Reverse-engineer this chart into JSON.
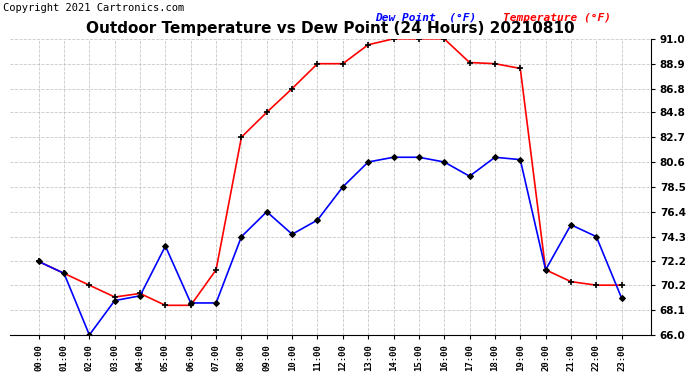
{
  "title": "Outdoor Temperature vs Dew Point (24 Hours) 20210810",
  "copyright": "Copyright 2021 Cartronics.com",
  "x_labels": [
    "00:00",
    "01:00",
    "02:00",
    "03:00",
    "04:00",
    "05:00",
    "06:00",
    "07:00",
    "08:00",
    "09:00",
    "10:00",
    "11:00",
    "12:00",
    "13:00",
    "14:00",
    "15:00",
    "16:00",
    "17:00",
    "18:00",
    "19:00",
    "20:00",
    "21:00",
    "22:00",
    "23:00"
  ],
  "temperature": [
    72.2,
    71.2,
    66.0,
    68.9,
    69.3,
    73.5,
    68.7,
    68.7,
    74.3,
    76.4,
    74.5,
    75.7,
    78.5,
    80.6,
    81.0,
    81.0,
    80.6,
    79.4,
    81.0,
    80.8,
    71.5,
    75.3,
    74.3,
    69.1
  ],
  "dew_point": [
    72.2,
    71.2,
    70.2,
    69.2,
    69.5,
    68.5,
    68.5,
    71.5,
    82.7,
    84.8,
    86.8,
    88.9,
    88.9,
    90.5,
    91.0,
    91.0,
    91.0,
    89.0,
    88.9,
    88.5,
    71.5,
    70.5,
    70.2,
    70.2
  ],
  "temp_color": "blue",
  "dew_color": "red",
  "ylim": [
    66.0,
    91.0
  ],
  "yticks": [
    66.0,
    68.1,
    70.2,
    72.2,
    74.3,
    76.4,
    78.5,
    80.6,
    82.7,
    84.8,
    86.8,
    88.9,
    91.0
  ],
  "legend_dew": "Dew Point  (°F)",
  "legend_temp": "Temperature (°F)",
  "bg_color": "#ffffff",
  "grid_color": "#bbbbbb",
  "title_fontsize": 11,
  "copyright_fontsize": 7.5
}
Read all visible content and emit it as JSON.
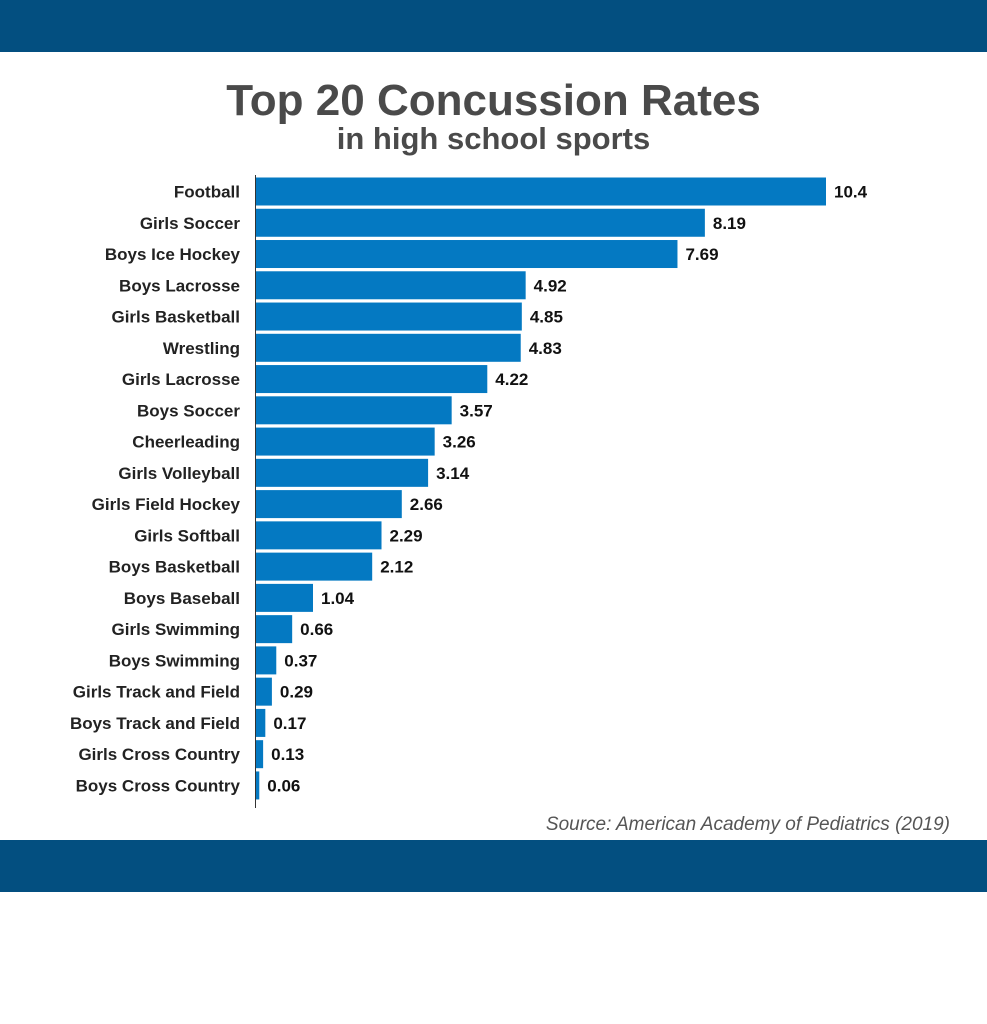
{
  "chart_data": {
    "type": "bar",
    "orientation": "horizontal",
    "title": "Top 20 Concussion Rates",
    "subtitle": "in high school sports",
    "categories": [
      "Football",
      "Girls Soccer",
      "Boys Ice Hockey",
      "Boys Lacrosse",
      "Girls Basketball",
      "Wrestling",
      "Girls Lacrosse",
      "Boys Soccer",
      "Cheerleading",
      "Girls Volleyball",
      "Girls Field Hockey",
      "Girls Softball",
      "Boys Basketball",
      "Boys Baseball",
      "Girls Swimming",
      "Boys Swimming",
      "Girls Track and Field",
      "Boys Track and Field",
      "Girls Cross Country",
      "Boys Cross Country"
    ],
    "values": [
      10.4,
      8.19,
      7.69,
      4.92,
      4.85,
      4.83,
      4.22,
      3.57,
      3.26,
      3.14,
      2.66,
      2.29,
      2.12,
      1.04,
      0.66,
      0.37,
      0.29,
      0.17,
      0.13,
      0.06
    ],
    "value_labels": [
      "10.4",
      "8.19",
      "7.69",
      "4.92",
      "4.85",
      "4.83",
      "4.22",
      "3.57",
      "3.26",
      "3.14",
      "2.66",
      "2.29",
      "2.12",
      "1.04",
      "0.66",
      "0.37",
      "0.29",
      "0.17",
      "0.13",
      "0.06"
    ],
    "xlim": [
      0,
      10.4
    ],
    "grid": false,
    "bar_color": "#0479c2",
    "source": "Source: American Academy of Pediatrics (2019)"
  }
}
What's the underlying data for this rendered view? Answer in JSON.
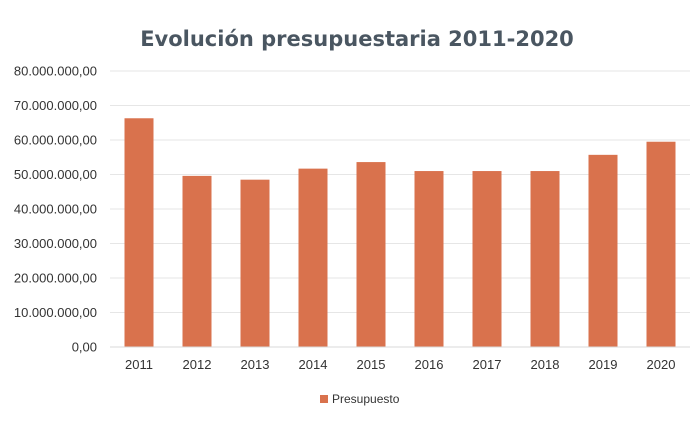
{
  "chart_data": {
    "type": "bar",
    "title": "Evolución presupuestaria 2011-2020",
    "xlabel": "",
    "ylabel": "",
    "categories": [
      "2011",
      "2012",
      "2013",
      "2014",
      "2015",
      "2016",
      "2017",
      "2018",
      "2019",
      "2020"
    ],
    "series": [
      {
        "name": "Presupuesto",
        "values": [
          66300000,
          49600000,
          48500000,
          51700000,
          53600000,
          51000000,
          51000000,
          51000000,
          55700000,
          59500000
        ],
        "color": "#d9724d"
      }
    ],
    "ylim": [
      0,
      80000000
    ],
    "yticks": [
      0,
      10000000,
      20000000,
      30000000,
      40000000,
      50000000,
      60000000,
      70000000,
      80000000
    ],
    "ytick_labels": [
      "0,00",
      "10.000.000,00",
      "20.000.000,00",
      "30.000.000,00",
      "40.000.000,00",
      "50.000.000,00",
      "60.000.000,00",
      "70.000.000,00",
      "80.000.000,00"
    ],
    "grid": true,
    "legend_position": "bottom",
    "colors": {
      "title": "#4a5661",
      "tick_text": "#333333",
      "gridline": "#e6e6e6",
      "axis": "#d9d9d9"
    }
  }
}
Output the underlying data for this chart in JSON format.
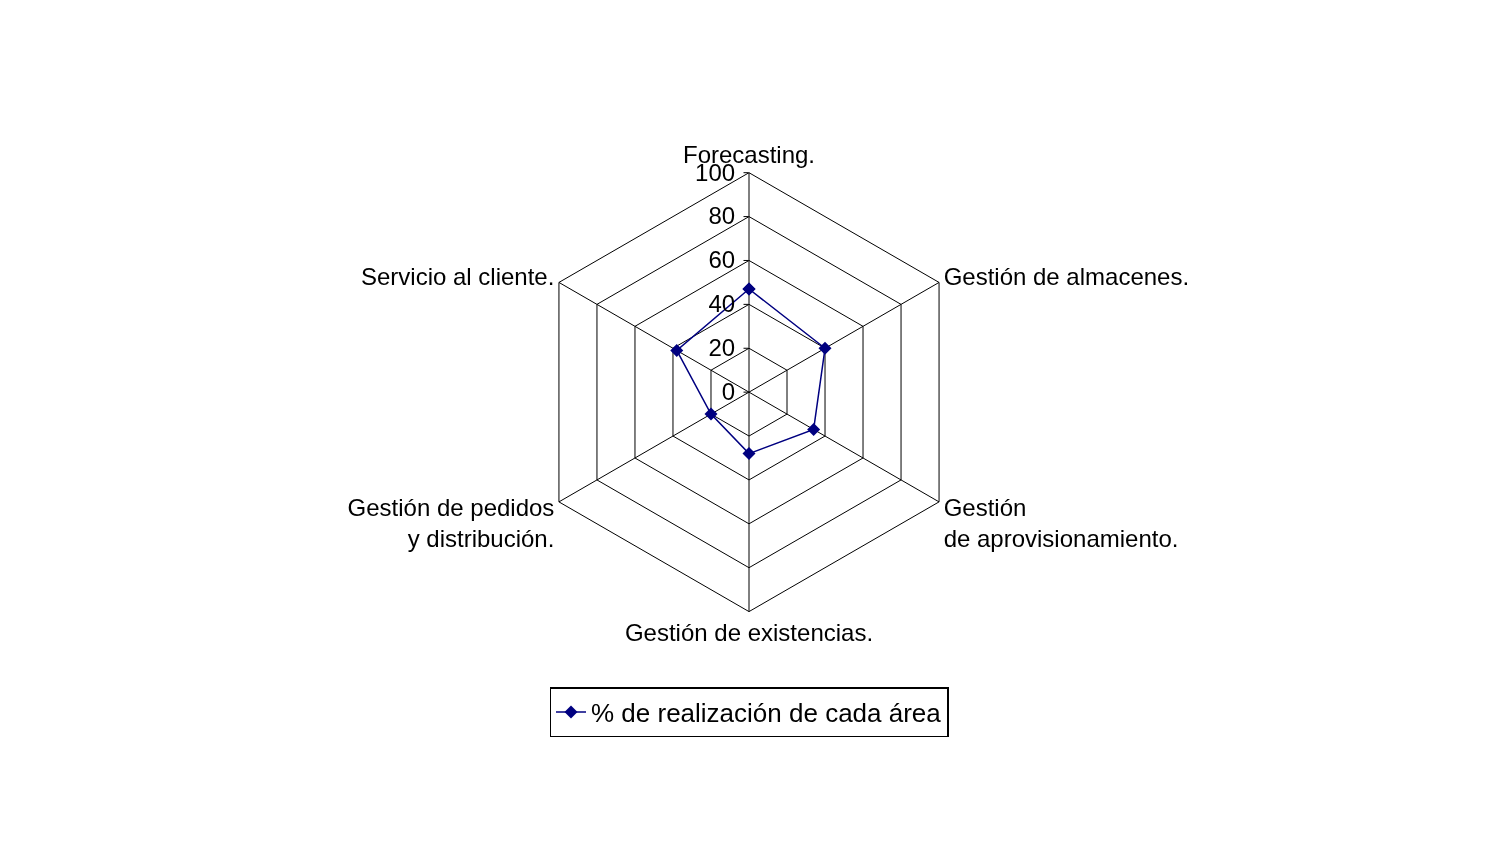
{
  "chart_data": {
    "type": "radar",
    "categories": [
      "Forecasting.",
      "Gestión de almacenes.",
      "Gestión de aprovisionamiento.",
      "Gestión de existencias.",
      "Gestión de pedidos y distribución.",
      "Servicio al cliente."
    ],
    "series": [
      {
        "name": "% de realización de cada área",
        "color": "#000080",
        "values": [
          47,
          40,
          34,
          28,
          20,
          38
        ]
      }
    ],
    "ylim": [
      0,
      100
    ],
    "yticks": [
      0,
      20,
      40,
      60,
      80,
      100
    ],
    "grid": true,
    "legend": "bottom",
    "marker": "diamond",
    "line_style": "solid"
  }
}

^^^^

→ **Work to be completed**: Copy every entry word for word, but omit the pictures.

→ **Correct result**:
Reverse-engineer this chart into JSON.
{
  "title": "Outdoor Temperature vs Dew Point (24 Hours) 20210810",
  "copyright": "Copyright 2021 Cartronics.com",
  "x_labels": [
    "00:00",
    "01:00",
    "02:00",
    "03:00",
    "04:00",
    "05:00",
    "06:00",
    "07:00",
    "08:00",
    "09:00",
    "10:00",
    "11:00",
    "12:00",
    "13:00",
    "14:00",
    "15:00",
    "16:00",
    "17:00",
    "18:00",
    "19:00",
    "20:00",
    "21:00",
    "22:00",
    "23:00"
  ],
  "temperature": [
    72.2,
    71.2,
    66.0,
    68.9,
    69.3,
    73.5,
    68.7,
    68.7,
    74.3,
    76.4,
    74.5,
    75.7,
    78.5,
    80.6,
    81.0,
    81.0,
    80.6,
    79.4,
    81.0,
    80.8,
    71.5,
    75.3,
    74.3,
    69.1
  ],
  "dew_point": [
    72.2,
    71.2,
    70.2,
    69.2,
    69.5,
    68.5,
    68.5,
    71.5,
    82.7,
    84.8,
    86.8,
    88.9,
    88.9,
    90.5,
    91.0,
    91.0,
    91.0,
    89.0,
    88.9,
    88.5,
    71.5,
    70.5,
    70.2,
    70.2
  ],
  "temp_color": "blue",
  "dew_color": "red",
  "ylim": [
    66.0,
    91.0
  ],
  "yticks": [
    66.0,
    68.1,
    70.2,
    72.2,
    74.3,
    76.4,
    78.5,
    80.6,
    82.7,
    84.8,
    86.8,
    88.9,
    91.0
  ],
  "legend_dew": "Dew Point  (°F)",
  "legend_temp": "Temperature (°F)",
  "bg_color": "#ffffff",
  "grid_color": "#bbbbbb",
  "title_fontsize": 11,
  "copyright_fontsize": 7.5
}
Read all visible content and emit it as JSON.
{
  "chart_data": {
    "type": "bar",
    "orientation": "horizontal",
    "title": "Top 20 Concussion Rates",
    "subtitle": "in high school sports",
    "categories": [
      "Football",
      "Girls Soccer",
      "Boys Ice Hockey",
      "Boys Lacrosse",
      "Girls Basketball",
      "Wrestling",
      "Girls Lacrosse",
      "Boys Soccer",
      "Cheerleading",
      "Girls Volleyball",
      "Girls Field Hockey",
      "Girls Softball",
      "Boys Basketball",
      "Boys Baseball",
      "Girls Swimming",
      "Boys Swimming",
      "Girls Track and Field",
      "Boys Track and Field",
      "Girls Cross Country",
      "Boys Cross Country"
    ],
    "values": [
      10.4,
      8.19,
      7.69,
      4.92,
      4.85,
      4.83,
      4.22,
      3.57,
      3.26,
      3.14,
      2.66,
      2.29,
      2.12,
      1.04,
      0.66,
      0.37,
      0.29,
      0.17,
      0.13,
      0.06
    ],
    "value_labels": [
      "10.4",
      "8.19",
      "7.69",
      "4.92",
      "4.85",
      "4.83",
      "4.22",
      "3.57",
      "3.26",
      "3.14",
      "2.66",
      "2.29",
      "2.12",
      "1.04",
      "0.66",
      "0.37",
      "0.29",
      "0.17",
      "0.13",
      "0.06"
    ],
    "xlim": [
      0,
      10.4
    ],
    "grid": false,
    "bar_color": "#0479c2",
    "source": "Source: American Academy of Pediatrics (2019)"
  }
}
What's the underlying data for this rendered view? Answer in JSON.
{
  "chart_data": {
    "type": "bar",
    "title": "Evolución presupuestaria 2011-2020",
    "xlabel": "",
    "ylabel": "",
    "categories": [
      "2011",
      "2012",
      "2013",
      "2014",
      "2015",
      "2016",
      "2017",
      "2018",
      "2019",
      "2020"
    ],
    "series": [
      {
        "name": "Presupuesto",
        "values": [
          66300000,
          49600000,
          48500000,
          51700000,
          53600000,
          51000000,
          51000000,
          51000000,
          55700000,
          59500000
        ],
        "color": "#d9724d"
      }
    ],
    "ylim": [
      0,
      80000000
    ],
    "yticks": [
      0,
      10000000,
      20000000,
      30000000,
      40000000,
      50000000,
      60000000,
      70000000,
      80000000
    ],
    "ytick_labels": [
      "0,00",
      "10.000.000,00",
      "20.000.000,00",
      "30.000.000,00",
      "40.000.000,00",
      "50.000.000,00",
      "60.000.000,00",
      "70.000.000,00",
      "80.000.000,00"
    ],
    "grid": true,
    "legend_position": "bottom",
    "colors": {
      "title": "#4a5661",
      "tick_text": "#333333",
      "gridline": "#e6e6e6",
      "axis": "#d9d9d9"
    }
  }
}
Output the underlying data for this chart in JSON format.
{
  "chart_data": {
    "type": "radar",
    "categories": [
      "Forecasting.",
      "Gestión de almacenes.",
      "Gestión de aprovisionamiento.",
      "Gestión de existencias.",
      "Gestión de pedidos y distribución.",
      "Servicio al cliente."
    ],
    "series": [
      {
        "name": "% de realización de cada área",
        "color": "#000080",
        "values": [
          47,
          40,
          34,
          28,
          20,
          38
        ]
      }
    ],
    "ylim": [
      0,
      100
    ],
    "yticks": [
      0,
      20,
      40,
      60,
      80,
      100
    ],
    "grid": true,
    "legend": "bottom",
    "marker": "diamond",
    "line_style": "solid"
  }
}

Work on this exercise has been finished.